### TASK OBJECTIVE
From the listing below, pull each line that includes "annotation".

[Data records]
________________________________________

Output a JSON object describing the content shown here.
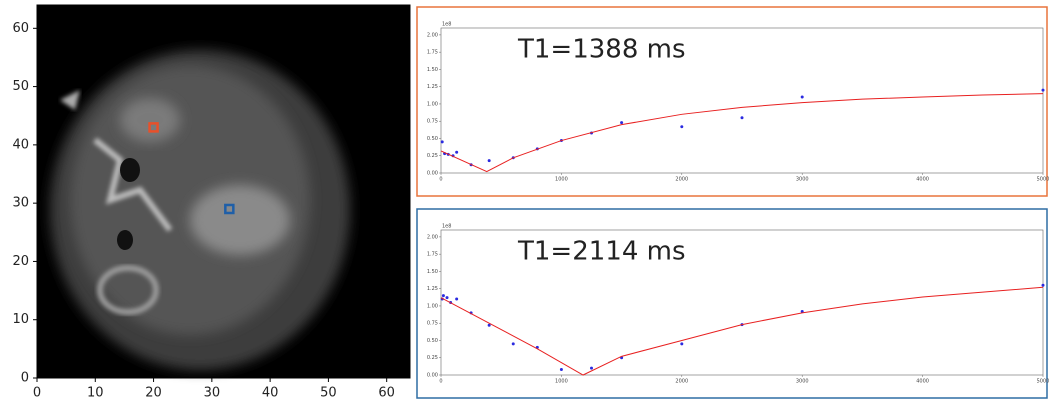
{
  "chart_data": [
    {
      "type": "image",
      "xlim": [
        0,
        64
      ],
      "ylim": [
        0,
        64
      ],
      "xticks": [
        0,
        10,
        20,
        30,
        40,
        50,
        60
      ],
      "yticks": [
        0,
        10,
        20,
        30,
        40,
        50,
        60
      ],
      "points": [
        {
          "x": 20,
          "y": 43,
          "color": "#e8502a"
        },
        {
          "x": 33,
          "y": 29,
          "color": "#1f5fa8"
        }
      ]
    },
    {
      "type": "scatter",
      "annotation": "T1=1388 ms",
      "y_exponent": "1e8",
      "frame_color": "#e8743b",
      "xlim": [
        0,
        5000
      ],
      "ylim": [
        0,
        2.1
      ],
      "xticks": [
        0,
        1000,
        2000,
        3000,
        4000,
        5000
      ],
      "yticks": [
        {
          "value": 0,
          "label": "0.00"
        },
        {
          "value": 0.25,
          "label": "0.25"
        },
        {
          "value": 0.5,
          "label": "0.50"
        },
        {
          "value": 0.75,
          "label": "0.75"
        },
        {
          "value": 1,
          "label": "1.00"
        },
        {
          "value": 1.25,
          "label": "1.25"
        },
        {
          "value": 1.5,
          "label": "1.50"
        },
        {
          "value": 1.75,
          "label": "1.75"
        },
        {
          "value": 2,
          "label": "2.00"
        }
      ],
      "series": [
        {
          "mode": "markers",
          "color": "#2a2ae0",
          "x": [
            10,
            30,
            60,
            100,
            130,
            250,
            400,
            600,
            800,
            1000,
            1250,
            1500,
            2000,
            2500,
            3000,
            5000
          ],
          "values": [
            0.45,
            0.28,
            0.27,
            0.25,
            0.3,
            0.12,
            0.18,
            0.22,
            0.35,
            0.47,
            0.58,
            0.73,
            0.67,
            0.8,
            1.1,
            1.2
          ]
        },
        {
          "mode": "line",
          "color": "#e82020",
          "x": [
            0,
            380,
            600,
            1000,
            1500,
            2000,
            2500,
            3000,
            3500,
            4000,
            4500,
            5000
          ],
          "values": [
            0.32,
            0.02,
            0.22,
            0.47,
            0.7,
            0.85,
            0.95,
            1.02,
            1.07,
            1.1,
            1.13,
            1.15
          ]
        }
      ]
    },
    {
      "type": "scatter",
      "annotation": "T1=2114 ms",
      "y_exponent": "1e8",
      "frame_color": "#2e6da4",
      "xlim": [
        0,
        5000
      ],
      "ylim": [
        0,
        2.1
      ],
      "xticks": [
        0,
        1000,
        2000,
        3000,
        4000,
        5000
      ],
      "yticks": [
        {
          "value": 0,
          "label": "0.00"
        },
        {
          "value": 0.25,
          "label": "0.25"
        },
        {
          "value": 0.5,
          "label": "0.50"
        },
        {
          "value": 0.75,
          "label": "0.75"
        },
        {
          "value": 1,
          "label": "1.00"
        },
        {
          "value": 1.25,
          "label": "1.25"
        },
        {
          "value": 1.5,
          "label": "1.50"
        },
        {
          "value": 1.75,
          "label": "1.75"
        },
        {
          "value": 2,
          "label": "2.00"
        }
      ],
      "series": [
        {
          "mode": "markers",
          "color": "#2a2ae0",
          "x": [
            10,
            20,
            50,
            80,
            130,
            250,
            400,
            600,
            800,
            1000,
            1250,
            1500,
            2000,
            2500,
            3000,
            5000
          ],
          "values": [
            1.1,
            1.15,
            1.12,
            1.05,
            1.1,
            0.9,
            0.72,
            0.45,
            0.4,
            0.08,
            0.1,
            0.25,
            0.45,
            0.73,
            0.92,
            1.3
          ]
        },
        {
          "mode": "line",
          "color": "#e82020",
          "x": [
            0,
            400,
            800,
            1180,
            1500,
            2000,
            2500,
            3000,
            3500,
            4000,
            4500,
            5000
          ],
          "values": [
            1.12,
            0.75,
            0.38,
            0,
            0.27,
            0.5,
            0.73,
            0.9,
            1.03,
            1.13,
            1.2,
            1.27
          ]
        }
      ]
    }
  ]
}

________________________________________

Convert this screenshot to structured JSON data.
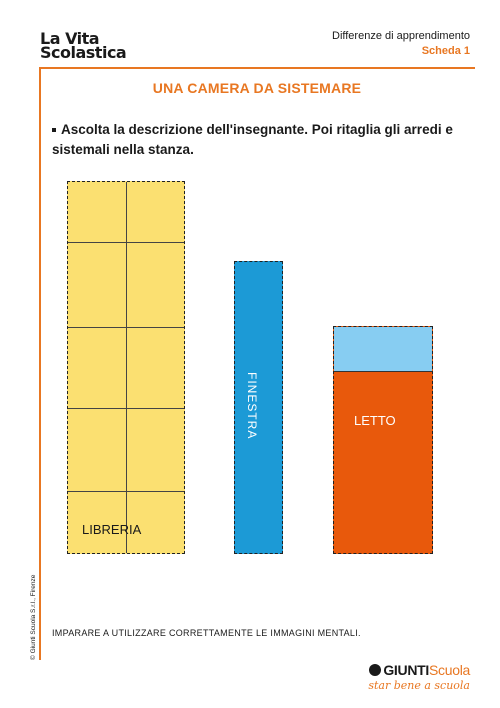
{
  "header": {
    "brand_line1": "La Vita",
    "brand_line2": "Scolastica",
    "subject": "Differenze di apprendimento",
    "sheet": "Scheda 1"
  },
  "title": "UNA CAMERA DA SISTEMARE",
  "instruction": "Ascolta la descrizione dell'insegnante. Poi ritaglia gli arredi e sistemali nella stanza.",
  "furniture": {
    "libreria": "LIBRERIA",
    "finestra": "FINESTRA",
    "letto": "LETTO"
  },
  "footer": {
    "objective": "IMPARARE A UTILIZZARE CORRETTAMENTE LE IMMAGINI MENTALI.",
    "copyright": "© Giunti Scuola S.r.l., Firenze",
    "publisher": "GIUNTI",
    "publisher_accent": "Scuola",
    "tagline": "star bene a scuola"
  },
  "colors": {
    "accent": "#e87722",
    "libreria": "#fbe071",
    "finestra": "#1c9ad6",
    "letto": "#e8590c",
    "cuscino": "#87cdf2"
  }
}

________________________________________

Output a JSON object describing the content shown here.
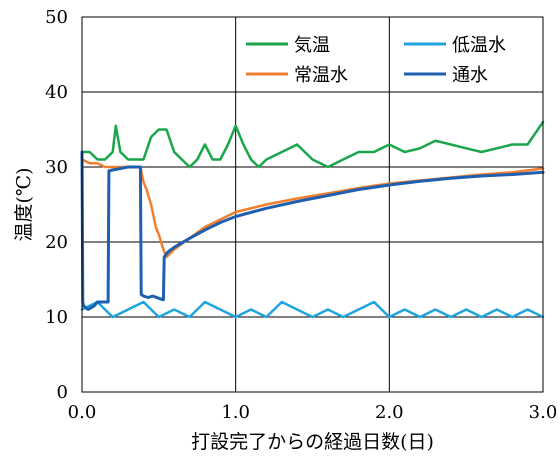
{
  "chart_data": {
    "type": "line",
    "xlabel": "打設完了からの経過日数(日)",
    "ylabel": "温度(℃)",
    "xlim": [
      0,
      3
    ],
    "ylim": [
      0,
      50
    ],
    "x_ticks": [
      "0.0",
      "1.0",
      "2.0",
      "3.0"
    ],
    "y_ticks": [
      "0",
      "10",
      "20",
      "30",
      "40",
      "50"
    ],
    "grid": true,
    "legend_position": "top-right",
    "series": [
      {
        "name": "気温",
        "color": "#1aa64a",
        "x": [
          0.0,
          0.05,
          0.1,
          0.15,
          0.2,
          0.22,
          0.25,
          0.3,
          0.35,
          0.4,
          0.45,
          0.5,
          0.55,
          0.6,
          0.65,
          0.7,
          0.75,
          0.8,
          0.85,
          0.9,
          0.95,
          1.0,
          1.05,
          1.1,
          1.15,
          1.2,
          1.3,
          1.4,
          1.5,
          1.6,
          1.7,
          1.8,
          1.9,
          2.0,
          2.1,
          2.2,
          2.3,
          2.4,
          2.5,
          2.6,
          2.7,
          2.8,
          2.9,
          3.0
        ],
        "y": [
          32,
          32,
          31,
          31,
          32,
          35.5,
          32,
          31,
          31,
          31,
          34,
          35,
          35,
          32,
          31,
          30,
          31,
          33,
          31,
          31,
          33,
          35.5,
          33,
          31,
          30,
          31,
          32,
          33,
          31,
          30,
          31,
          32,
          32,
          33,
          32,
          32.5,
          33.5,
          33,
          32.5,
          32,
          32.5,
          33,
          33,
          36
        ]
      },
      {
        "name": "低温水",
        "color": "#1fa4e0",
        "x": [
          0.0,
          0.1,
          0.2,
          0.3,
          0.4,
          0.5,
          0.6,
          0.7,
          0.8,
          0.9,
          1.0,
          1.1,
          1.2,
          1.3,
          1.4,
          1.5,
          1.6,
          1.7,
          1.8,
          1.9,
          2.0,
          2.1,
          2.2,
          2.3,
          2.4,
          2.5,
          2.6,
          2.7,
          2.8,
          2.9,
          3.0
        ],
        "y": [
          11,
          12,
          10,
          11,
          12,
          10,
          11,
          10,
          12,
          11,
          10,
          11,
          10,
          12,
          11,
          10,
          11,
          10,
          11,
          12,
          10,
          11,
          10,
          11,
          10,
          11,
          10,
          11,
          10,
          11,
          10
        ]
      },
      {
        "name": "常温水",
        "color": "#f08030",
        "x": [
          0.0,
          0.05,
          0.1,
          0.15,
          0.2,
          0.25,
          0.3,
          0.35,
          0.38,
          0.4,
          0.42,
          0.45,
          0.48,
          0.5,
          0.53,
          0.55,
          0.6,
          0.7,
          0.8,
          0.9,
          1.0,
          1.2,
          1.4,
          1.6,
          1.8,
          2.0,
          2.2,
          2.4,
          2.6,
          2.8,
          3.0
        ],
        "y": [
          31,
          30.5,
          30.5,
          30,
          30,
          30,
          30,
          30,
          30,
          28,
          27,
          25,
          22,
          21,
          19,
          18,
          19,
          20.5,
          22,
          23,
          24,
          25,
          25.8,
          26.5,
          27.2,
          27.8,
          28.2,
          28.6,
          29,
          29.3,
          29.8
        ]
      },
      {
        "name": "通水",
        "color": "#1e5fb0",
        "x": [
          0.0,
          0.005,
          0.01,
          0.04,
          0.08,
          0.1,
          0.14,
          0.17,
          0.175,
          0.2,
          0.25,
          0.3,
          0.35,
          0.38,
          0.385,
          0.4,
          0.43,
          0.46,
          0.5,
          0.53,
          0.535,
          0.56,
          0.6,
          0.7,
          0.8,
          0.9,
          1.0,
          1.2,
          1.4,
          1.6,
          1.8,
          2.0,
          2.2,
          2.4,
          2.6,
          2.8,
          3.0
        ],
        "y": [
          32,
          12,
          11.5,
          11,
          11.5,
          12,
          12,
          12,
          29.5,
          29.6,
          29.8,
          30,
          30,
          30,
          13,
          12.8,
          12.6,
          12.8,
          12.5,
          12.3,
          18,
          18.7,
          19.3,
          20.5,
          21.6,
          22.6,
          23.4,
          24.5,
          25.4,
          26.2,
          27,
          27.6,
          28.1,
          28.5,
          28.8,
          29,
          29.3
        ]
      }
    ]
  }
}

________________________________________

### TASK OUTPUT
      "annotation": "T1=1388 ms",
      "annotation": "T1=2114 ms",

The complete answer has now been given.